GOAL:
According to the Stata cheat sheet below, which workers make up the earnings dataset loaded in Step 1?

— Start of SOURCE EXCERPT —

Open empty Colab notebook →

* =============================================================================
* CHAPTER 14 CHEAT SHEET: Regression with Indicator Variables
* =============================================================================

* --- Setup ---
clear all                                // start with a clean workspace
set more off                             // do not pause output for long results

* =============================================================================
* STEP 1: Load data directly from a URL
* =============================================================================
* use loads a Stata .dta file; "clear" drops any data already in memory
* 872 full-time workers aged 25-65
use "https://raw.githubusercontent.com/quarcs-lab/data-open/master/AED/AED_EARNINGS_COMPLETE.DTA", clear

describe                                 // list all variables, types, and labels
display "Observations: " _N              // _N is Stata's built-in observation count

* =============================================================================
* STEP 2: Descriptive statistics — compare earnings by gender
* =============================================================================
* Indicator variable: gender = 1 (female), gender = 0 (male)
* tabulate with summarize gives group means in one command
tabulate gender, summarize(earnings)

// Alternatively, compare means explicitly
summarize earnings if gender == 0        // male mean
local mean_male = r(mean)
summarize earnings if gender == 1        // female mean
local mean_female = r(mean)
display "Difference (F - M): " `mean_female' - `mean_male'

* =============================================================================
* STEP 3: Regression on a single indicator — equivalent to difference in means
* =============================================================================
* The intercept = mean for d=0 (males); the gender coefficient = mean difference
* IMPORTANT: vce(robust) uses heteroscedasticity-robust standard errors (HC1)
regress earnings gender, vce(robust)

// After regress, Stata stores coefficients in e(b) and R-squared in e(r2)
display "Raw gender gap: " _b[gender]
display "R-squared:      " e(r2)

* =============================================================================
* STEP 4: Add controls and interaction — how the gap changes
* =============================================================================
* Adding education as a control measures the gap AFTER accounting for education
regress earnings gender education, vce(robust)
estimates store model2                   // store results for later comparison

* Adding gender×education interaction allows returns to education to differ
* c.education#i.gender creates the interaction term
regress earnings gender education genderbyeduc, vce(robust)
estimates store model3

* Full model with additional controls
regress earnings gender education genderbyeduc age hours, vce(robust)
estimates store model4

// Compare how the gender coefficient evolves across models
// esttab produces a side-by-side comparison table (requires estout package)

— End of SOURCE EXCERPT —
— Start of EXCERPTED DATA —

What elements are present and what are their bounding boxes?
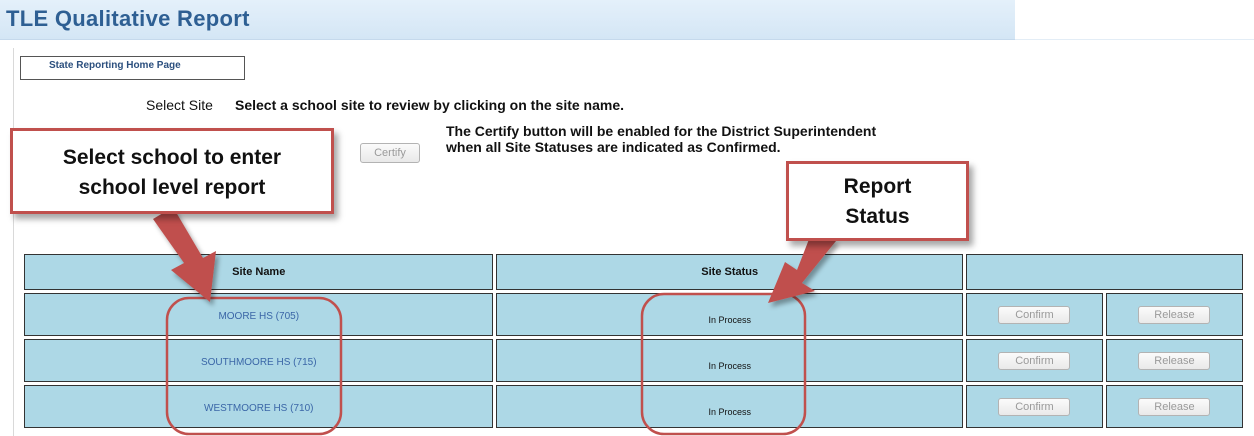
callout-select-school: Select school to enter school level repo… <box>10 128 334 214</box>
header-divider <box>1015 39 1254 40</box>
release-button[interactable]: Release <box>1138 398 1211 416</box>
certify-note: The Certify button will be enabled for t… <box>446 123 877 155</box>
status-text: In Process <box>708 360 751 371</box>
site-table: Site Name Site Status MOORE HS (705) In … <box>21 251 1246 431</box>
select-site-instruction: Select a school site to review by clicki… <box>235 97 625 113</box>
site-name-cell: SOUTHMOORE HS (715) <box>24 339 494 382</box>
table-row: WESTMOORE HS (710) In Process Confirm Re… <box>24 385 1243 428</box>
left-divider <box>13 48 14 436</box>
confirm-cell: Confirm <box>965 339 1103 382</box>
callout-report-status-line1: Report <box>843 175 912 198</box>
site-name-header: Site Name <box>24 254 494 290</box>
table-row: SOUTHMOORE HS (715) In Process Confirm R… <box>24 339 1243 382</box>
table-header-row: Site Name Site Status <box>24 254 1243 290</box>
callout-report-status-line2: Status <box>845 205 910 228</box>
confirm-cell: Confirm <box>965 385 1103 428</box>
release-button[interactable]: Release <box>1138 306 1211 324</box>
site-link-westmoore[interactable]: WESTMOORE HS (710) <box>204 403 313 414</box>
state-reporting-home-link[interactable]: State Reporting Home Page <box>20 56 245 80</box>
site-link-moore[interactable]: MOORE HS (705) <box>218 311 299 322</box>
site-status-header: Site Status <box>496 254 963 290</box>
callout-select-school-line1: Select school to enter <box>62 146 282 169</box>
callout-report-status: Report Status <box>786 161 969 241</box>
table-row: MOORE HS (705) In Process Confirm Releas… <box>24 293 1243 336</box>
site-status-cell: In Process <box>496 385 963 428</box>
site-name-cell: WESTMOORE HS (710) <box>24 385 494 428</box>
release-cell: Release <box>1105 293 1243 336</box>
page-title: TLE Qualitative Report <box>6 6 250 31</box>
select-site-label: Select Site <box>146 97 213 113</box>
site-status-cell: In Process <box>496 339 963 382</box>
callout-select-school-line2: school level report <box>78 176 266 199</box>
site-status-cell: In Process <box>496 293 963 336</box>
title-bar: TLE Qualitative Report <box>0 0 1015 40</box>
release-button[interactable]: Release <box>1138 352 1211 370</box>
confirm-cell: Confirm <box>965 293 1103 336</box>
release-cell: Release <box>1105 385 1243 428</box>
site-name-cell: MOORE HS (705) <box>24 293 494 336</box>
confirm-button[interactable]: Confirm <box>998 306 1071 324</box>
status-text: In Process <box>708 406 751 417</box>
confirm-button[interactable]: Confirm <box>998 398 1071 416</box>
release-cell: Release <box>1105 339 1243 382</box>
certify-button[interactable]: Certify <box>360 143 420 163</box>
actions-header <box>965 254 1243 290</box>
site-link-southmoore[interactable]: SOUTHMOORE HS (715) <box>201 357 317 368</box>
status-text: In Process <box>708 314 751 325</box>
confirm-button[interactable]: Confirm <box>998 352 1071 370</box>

— End of EXCERPTED DATA —

COMPLETE RESPONSE:
872 full-time workers aged 25-65.